Problem requirements:
Select from the records below every line that has the word "probability" in it.

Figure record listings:
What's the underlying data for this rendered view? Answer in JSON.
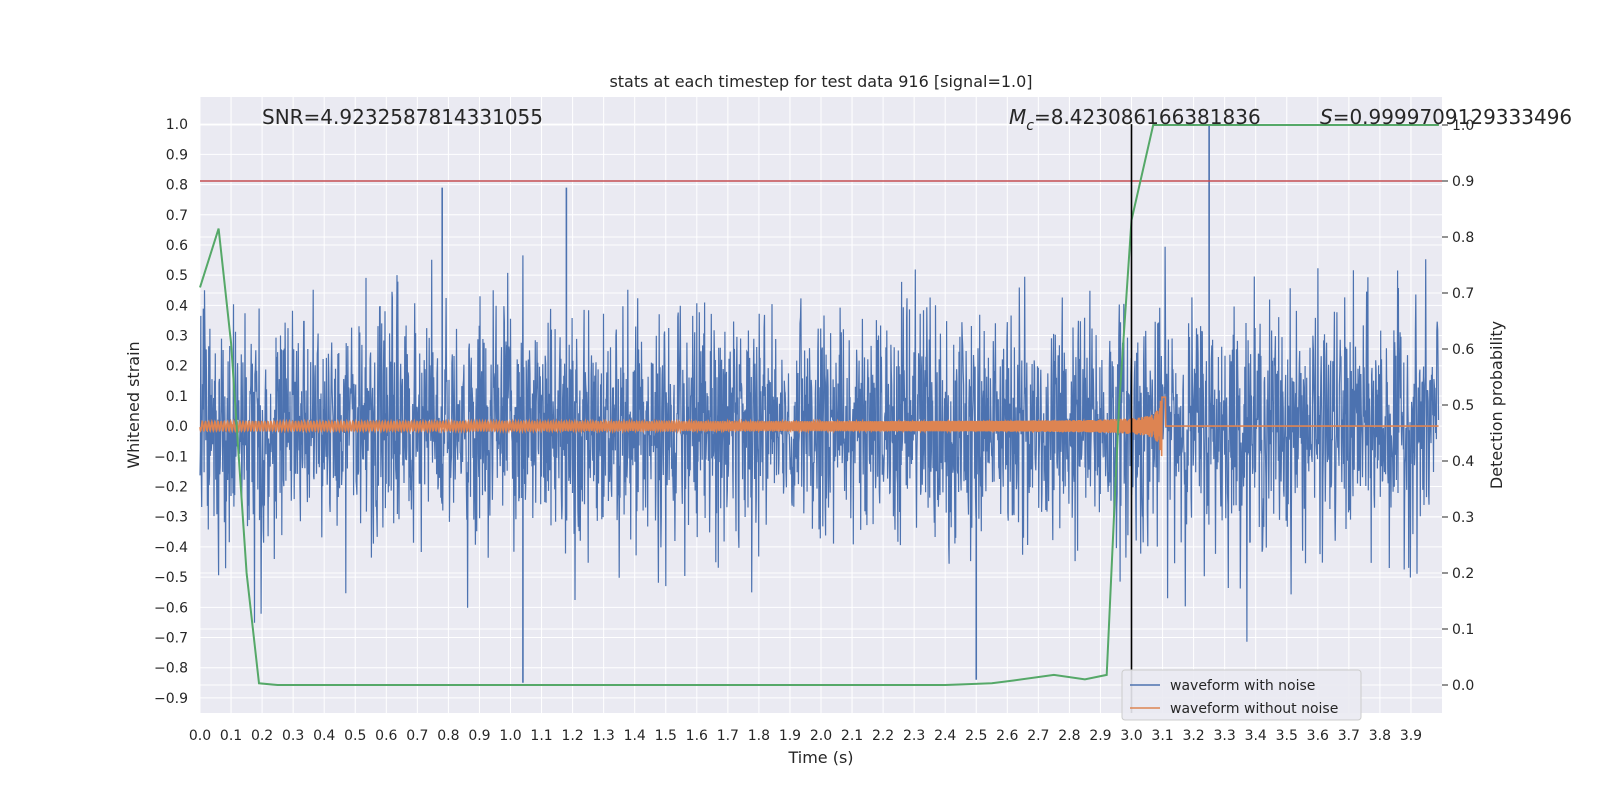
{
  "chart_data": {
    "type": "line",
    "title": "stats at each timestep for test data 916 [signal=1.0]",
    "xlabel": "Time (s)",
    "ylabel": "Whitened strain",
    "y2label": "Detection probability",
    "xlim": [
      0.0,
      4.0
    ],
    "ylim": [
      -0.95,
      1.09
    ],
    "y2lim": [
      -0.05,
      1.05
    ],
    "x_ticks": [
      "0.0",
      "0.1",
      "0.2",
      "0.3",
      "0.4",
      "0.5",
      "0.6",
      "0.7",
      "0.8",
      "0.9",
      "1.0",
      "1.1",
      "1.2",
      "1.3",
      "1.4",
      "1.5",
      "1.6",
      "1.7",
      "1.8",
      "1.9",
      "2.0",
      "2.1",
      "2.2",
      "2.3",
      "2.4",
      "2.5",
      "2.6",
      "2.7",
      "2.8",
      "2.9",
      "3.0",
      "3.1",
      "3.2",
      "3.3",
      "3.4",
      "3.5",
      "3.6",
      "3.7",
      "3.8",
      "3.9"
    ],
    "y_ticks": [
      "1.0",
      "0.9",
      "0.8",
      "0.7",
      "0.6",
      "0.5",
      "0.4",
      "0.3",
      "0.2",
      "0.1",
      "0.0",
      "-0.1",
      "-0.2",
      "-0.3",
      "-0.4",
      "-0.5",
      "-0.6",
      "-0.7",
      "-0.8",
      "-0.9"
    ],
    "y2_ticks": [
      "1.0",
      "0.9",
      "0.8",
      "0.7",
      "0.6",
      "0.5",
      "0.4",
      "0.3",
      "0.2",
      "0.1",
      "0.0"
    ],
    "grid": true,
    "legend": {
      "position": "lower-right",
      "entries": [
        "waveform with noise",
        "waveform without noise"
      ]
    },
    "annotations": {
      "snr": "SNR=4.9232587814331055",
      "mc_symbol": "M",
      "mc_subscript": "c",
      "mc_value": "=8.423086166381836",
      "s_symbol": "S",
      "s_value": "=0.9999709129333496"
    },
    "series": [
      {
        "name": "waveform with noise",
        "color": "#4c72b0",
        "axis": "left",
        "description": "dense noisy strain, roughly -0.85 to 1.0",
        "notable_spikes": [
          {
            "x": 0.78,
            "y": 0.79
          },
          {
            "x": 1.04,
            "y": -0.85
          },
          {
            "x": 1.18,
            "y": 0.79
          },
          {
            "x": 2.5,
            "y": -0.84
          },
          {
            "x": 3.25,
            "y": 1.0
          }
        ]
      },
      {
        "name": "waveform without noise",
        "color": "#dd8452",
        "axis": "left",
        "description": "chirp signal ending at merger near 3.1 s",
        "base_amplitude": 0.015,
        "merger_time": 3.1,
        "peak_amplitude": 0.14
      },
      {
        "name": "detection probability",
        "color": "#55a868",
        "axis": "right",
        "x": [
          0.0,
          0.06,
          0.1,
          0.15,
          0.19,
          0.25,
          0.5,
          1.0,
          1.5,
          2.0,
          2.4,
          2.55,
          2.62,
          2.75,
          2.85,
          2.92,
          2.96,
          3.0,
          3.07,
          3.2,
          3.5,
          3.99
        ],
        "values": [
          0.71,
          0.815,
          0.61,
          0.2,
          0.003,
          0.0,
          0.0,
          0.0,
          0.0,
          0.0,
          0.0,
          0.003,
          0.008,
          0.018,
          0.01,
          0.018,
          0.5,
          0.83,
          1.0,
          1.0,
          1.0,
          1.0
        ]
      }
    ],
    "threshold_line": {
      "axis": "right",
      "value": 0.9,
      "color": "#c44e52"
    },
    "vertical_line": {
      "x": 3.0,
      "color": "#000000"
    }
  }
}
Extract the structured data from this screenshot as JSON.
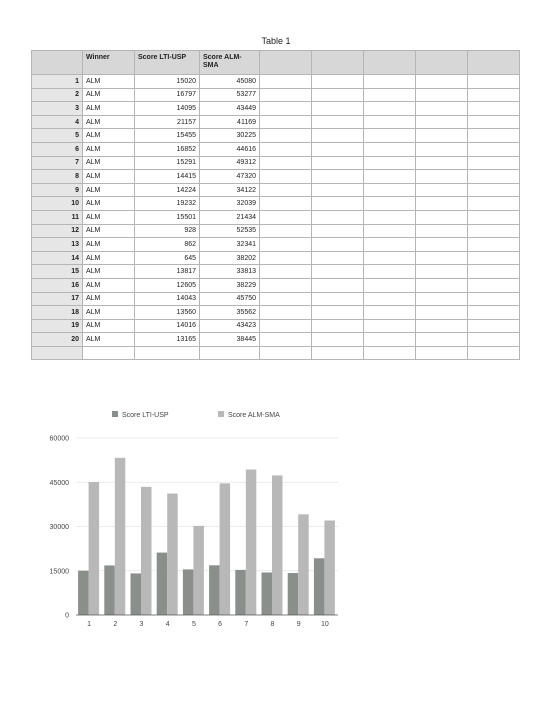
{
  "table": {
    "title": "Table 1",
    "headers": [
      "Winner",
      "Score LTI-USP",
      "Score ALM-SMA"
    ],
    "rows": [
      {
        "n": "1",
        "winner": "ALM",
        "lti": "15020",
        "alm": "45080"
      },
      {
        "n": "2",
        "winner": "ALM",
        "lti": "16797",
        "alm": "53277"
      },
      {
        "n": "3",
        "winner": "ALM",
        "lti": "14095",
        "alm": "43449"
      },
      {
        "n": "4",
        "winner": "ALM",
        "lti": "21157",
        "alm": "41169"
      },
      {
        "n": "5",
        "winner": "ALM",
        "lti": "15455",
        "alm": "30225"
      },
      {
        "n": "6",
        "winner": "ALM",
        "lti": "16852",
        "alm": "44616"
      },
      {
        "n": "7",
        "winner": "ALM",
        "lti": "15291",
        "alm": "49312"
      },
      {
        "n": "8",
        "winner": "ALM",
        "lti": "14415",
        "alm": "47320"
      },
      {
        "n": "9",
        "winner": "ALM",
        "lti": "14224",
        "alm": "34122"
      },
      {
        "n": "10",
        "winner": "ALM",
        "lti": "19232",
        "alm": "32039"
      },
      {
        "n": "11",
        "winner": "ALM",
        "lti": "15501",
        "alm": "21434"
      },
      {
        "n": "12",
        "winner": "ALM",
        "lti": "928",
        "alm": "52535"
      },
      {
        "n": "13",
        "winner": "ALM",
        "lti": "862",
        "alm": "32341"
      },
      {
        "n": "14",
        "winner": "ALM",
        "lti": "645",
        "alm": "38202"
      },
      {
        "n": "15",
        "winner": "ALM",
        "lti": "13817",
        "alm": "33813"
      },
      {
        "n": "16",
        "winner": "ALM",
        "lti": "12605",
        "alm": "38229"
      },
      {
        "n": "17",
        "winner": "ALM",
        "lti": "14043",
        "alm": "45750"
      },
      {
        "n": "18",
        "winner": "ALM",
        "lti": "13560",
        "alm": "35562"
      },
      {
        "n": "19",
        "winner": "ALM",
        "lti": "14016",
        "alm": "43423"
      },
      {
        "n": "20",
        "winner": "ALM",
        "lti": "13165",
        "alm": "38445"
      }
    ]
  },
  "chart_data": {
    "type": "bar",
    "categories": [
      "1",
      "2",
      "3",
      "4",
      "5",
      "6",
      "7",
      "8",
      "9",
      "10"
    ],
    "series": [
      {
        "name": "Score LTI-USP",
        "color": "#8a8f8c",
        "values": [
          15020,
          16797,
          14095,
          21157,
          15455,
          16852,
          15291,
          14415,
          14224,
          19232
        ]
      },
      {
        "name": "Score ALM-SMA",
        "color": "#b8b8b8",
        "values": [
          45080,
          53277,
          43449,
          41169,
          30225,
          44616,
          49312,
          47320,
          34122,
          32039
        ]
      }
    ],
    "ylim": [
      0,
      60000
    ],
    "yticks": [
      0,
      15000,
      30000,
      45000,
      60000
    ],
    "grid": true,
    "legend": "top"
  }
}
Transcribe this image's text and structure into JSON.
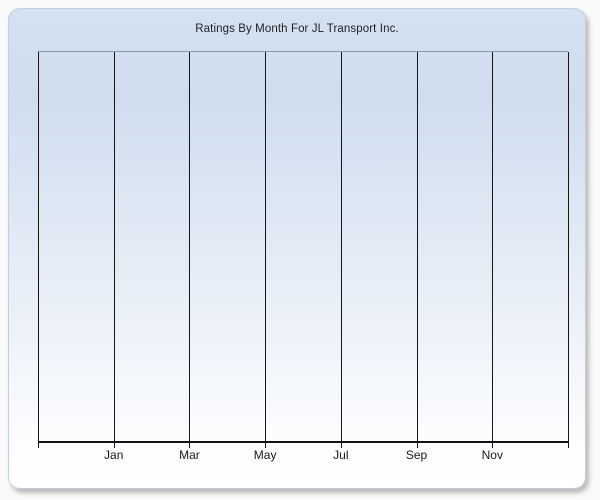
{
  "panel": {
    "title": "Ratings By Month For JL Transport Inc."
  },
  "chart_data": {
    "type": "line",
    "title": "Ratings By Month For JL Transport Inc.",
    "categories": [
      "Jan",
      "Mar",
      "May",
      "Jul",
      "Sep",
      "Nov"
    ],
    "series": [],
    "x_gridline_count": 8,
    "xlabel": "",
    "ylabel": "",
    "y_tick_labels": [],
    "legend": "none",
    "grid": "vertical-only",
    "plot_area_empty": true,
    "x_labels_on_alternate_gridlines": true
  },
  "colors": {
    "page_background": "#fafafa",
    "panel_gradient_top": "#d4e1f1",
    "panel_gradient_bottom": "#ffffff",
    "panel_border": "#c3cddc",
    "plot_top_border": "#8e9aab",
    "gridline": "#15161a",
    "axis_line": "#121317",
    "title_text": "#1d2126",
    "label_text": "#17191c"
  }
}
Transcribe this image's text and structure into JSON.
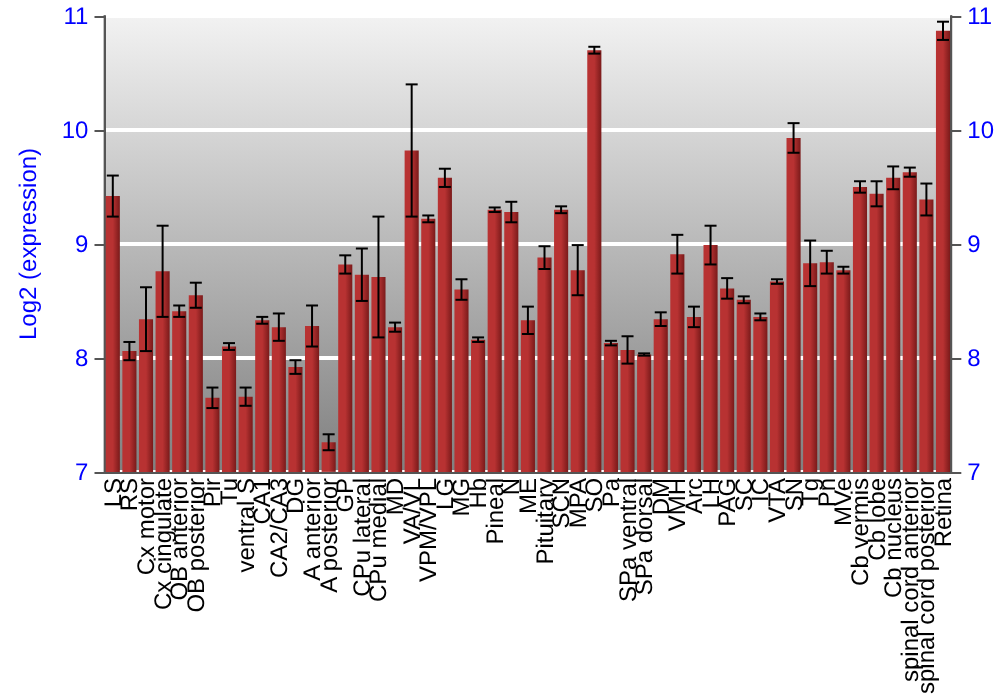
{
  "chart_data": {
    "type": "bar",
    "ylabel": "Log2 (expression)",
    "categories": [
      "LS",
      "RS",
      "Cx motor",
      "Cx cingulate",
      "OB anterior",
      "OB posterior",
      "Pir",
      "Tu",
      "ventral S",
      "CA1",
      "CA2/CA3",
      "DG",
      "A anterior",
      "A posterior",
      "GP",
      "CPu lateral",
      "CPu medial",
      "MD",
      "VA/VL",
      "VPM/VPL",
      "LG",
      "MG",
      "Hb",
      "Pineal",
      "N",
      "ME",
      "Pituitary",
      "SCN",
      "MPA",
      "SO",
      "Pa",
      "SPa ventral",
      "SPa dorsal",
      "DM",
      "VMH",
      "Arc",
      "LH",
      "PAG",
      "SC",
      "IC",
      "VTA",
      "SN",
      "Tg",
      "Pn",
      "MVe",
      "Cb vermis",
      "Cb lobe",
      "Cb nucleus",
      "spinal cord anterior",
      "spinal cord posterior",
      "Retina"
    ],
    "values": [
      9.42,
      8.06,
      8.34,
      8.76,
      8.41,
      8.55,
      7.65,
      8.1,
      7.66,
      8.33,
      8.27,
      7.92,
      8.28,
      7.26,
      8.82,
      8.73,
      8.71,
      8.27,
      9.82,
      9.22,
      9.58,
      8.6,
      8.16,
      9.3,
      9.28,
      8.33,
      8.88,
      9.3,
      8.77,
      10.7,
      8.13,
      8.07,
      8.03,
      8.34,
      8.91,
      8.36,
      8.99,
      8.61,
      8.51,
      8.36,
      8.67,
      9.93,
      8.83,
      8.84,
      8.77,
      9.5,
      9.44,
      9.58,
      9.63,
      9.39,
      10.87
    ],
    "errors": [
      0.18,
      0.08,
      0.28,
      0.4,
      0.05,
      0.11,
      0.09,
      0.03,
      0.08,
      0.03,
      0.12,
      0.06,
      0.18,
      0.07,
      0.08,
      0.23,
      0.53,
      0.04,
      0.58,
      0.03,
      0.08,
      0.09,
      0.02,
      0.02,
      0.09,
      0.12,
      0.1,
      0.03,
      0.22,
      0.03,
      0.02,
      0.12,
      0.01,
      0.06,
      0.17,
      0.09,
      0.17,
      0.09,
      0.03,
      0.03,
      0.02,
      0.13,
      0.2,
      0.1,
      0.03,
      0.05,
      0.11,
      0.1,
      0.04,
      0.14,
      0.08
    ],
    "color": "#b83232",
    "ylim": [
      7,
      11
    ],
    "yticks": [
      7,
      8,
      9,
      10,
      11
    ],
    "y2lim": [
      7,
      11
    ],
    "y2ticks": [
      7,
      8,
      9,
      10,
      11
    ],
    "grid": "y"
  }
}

The answer:
    "y2label": "Detection probability",
        "name": "detection probability",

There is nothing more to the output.